++++ Material shown ++++

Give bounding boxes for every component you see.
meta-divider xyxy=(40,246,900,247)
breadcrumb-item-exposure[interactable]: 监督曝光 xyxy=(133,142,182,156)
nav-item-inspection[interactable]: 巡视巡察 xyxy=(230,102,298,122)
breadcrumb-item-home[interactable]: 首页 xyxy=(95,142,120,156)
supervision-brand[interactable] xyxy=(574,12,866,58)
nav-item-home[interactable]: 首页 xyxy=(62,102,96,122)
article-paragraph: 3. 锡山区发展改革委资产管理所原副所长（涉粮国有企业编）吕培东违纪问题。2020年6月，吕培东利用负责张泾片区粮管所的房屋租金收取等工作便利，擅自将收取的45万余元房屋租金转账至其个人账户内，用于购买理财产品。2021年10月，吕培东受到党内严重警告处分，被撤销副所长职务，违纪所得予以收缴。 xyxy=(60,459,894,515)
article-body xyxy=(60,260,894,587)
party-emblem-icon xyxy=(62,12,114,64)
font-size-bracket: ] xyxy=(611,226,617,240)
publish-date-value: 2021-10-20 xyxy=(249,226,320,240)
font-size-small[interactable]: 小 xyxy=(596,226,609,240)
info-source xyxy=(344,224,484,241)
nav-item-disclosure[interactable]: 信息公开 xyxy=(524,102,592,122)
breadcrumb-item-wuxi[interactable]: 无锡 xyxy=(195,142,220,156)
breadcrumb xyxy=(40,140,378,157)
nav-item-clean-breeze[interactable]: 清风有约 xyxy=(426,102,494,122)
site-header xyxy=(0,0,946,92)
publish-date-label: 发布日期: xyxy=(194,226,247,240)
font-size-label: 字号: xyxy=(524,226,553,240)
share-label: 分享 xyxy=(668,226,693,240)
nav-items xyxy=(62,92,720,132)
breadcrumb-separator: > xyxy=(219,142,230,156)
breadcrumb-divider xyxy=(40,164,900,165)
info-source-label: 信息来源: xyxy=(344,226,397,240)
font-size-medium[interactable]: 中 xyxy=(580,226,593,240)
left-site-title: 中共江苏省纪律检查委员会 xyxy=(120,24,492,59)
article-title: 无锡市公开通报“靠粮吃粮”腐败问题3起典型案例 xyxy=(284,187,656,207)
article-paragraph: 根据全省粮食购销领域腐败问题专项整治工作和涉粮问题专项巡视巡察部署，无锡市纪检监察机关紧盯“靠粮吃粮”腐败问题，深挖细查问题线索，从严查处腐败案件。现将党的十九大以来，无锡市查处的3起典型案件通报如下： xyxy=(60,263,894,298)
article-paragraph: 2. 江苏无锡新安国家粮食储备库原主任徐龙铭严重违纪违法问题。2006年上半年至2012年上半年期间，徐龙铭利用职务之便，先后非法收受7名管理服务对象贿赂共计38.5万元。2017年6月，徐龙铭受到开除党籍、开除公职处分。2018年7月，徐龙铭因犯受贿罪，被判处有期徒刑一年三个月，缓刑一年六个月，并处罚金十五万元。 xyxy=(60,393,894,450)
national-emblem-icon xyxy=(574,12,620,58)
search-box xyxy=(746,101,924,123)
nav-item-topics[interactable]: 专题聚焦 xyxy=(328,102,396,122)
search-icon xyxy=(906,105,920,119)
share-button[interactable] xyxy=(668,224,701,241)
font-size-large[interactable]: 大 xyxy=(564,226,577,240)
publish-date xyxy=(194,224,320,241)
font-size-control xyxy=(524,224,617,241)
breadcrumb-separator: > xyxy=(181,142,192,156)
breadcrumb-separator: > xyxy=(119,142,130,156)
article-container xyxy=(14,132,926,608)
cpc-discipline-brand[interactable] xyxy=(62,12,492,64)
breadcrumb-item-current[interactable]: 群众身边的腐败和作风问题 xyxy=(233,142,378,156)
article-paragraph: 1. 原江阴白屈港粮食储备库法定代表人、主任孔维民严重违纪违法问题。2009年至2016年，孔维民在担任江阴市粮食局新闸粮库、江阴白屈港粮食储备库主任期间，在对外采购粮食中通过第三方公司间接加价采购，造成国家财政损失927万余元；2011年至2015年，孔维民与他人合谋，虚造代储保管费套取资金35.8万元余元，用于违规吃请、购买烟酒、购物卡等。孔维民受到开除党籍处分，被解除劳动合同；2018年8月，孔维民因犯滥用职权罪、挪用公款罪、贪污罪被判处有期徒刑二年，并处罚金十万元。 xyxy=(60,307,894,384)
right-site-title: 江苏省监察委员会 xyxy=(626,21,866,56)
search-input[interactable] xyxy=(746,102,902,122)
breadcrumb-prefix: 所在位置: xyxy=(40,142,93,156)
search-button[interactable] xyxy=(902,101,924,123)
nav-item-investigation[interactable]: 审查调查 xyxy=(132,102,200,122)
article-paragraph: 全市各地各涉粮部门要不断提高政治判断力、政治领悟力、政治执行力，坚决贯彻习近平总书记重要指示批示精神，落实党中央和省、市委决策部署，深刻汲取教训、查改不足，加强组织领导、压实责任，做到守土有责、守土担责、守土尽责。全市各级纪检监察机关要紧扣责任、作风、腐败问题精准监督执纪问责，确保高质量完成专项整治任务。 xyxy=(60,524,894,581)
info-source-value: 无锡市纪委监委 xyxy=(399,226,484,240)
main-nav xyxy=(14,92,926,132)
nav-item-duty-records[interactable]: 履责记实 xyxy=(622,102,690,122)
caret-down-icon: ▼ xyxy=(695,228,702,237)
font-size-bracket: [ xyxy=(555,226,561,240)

++++

* [Problem to work on]:
Could you reproduce the records above with every "article-paragraph" changed to "article-text" and nothing else altered?

* [Answer for this exercise]:
Give bounding boxes for every component you see.
meta-divider xyxy=(40,246,900,247)
breadcrumb-item-exposure[interactable]: 监督曝光 xyxy=(133,142,182,156)
nav-item-inspection[interactable]: 巡视巡察 xyxy=(230,102,298,122)
breadcrumb-item-home[interactable]: 首页 xyxy=(95,142,120,156)
supervision-brand[interactable] xyxy=(574,12,866,58)
nav-item-home[interactable]: 首页 xyxy=(62,102,96,122)
article-text: 3. 锡山区发展改革委资产管理所原副所长（涉粮国有企业编）吕培东违纪问题。2020年6月，吕培东利用负责张泾片区粮管所的房屋租金收取等工作便利，擅自将收取的45万余元房屋租金转账至其个人账户内，用于购买理财产品。2021年10月，吕培东受到党内严重警告处分，被撤销副所长职务，违纪所得予以收缴。 xyxy=(60,459,894,515)
article-body xyxy=(60,260,894,587)
party-emblem-icon xyxy=(62,12,114,64)
font-size-bracket: ] xyxy=(611,226,617,240)
publish-date-value: 2021-10-20 xyxy=(249,226,320,240)
font-size-small[interactable]: 小 xyxy=(596,226,609,240)
info-source xyxy=(344,224,484,241)
nav-item-disclosure[interactable]: 信息公开 xyxy=(524,102,592,122)
breadcrumb-item-wuxi[interactable]: 无锡 xyxy=(195,142,220,156)
breadcrumb xyxy=(40,140,378,157)
nav-item-clean-breeze[interactable]: 清风有约 xyxy=(426,102,494,122)
site-header xyxy=(0,0,946,92)
publish-date-label: 发布日期: xyxy=(194,226,247,240)
font-size-label: 字号: xyxy=(524,226,553,240)
share-label: 分享 xyxy=(668,226,693,240)
nav-items xyxy=(62,92,720,132)
breadcrumb-separator: > xyxy=(219,142,230,156)
breadcrumb-divider xyxy=(40,164,900,165)
info-source-label: 信息来源: xyxy=(344,226,397,240)
font-size-medium[interactable]: 中 xyxy=(580,226,593,240)
left-site-title: 中共江苏省纪律检查委员会 xyxy=(120,24,492,59)
article-title: 无锡市公开通报“靠粮吃粮”腐败问题3起典型案例 xyxy=(284,187,656,207)
article-text: 根据全省粮食购销领域腐败问题专项整治工作和涉粮问题专项巡视巡察部署，无锡市纪检监察机关紧盯“靠粮吃粮”腐败问题，深挖细查问题线索，从严查处腐败案件。现将党的十九大以来，无锡市查处的3起典型案件通报如下： xyxy=(60,263,894,298)
article-text: 2. 江苏无锡新安国家粮食储备库原主任徐龙铭严重违纪违法问题。2006年上半年至2012年上半年期间，徐龙铭利用职务之便，先后非法收受7名管理服务对象贿赂共计38.5万元。2017年6月，徐龙铭受到开除党籍、开除公职处分。2018年7月，徐龙铭因犯受贿罪，被判处有期徒刑一年三个月，缓刑一年六个月，并处罚金十五万元。 xyxy=(60,393,894,450)
national-emblem-icon xyxy=(574,12,620,58)
search-box xyxy=(746,101,924,123)
nav-item-topics[interactable]: 专题聚焦 xyxy=(328,102,396,122)
search-icon xyxy=(906,105,920,119)
share-button[interactable] xyxy=(668,224,701,241)
font-size-large[interactable]: 大 xyxy=(564,226,577,240)
publish-date xyxy=(194,224,320,241)
font-size-control xyxy=(524,224,617,241)
breadcrumb-separator: > xyxy=(181,142,192,156)
breadcrumb-separator: > xyxy=(119,142,130,156)
article-container xyxy=(14,132,926,608)
cpc-discipline-brand[interactable] xyxy=(62,12,492,64)
breadcrumb-item-current[interactable]: 群众身边的腐败和作风问题 xyxy=(233,142,378,156)
article-text: 1. 原江阴白屈港粮食储备库法定代表人、主任孔维民严重违纪违法问题。2009年至2016年，孔维民在担任江阴市粮食局新闸粮库、江阴白屈港粮食储备库主任期间，在对外采购粮食中通过第三方公司间接加价采购，造成国家财政损失927万余元；2011年至2015年，孔维民与他人合谋，虚造代储保管费套取资金35.8万元余元，用于违规吃请、购买烟酒、购物卡等。孔维民受到开除党籍处分，被解除劳动合同；2018年8月，孔维民因犯滥用职权罪、挪用公款罪、贪污罪被判处有期徒刑二年，并处罚金十万元。 xyxy=(60,307,894,384)
right-site-title: 江苏省监察委员会 xyxy=(626,21,866,56)
search-input[interactable] xyxy=(746,102,902,122)
breadcrumb-prefix: 所在位置: xyxy=(40,142,93,156)
search-button[interactable] xyxy=(902,101,924,123)
nav-item-investigation[interactable]: 审查调查 xyxy=(132,102,200,122)
article-text: 全市各地各涉粮部门要不断提高政治判断力、政治领悟力、政治执行力，坚决贯彻习近平总书记重要指示批示精神，落实党中央和省、市委决策部署，深刻汲取教训、查改不足，加强组织领导、压实责任，做到守土有责、守土担责、守土尽责。全市各级纪检监察机关要紧扣责任、作风、腐败问题精准监督执纪问责，确保高质量完成专项整治任务。 xyxy=(60,524,894,581)
info-source-value: 无锡市纪委监委 xyxy=(399,226,484,240)
main-nav xyxy=(14,92,926,132)
nav-item-duty-records[interactable]: 履责记实 xyxy=(622,102,690,122)
caret-down-icon: ▼ xyxy=(695,228,702,237)
font-size-bracket: [ xyxy=(555,226,561,240)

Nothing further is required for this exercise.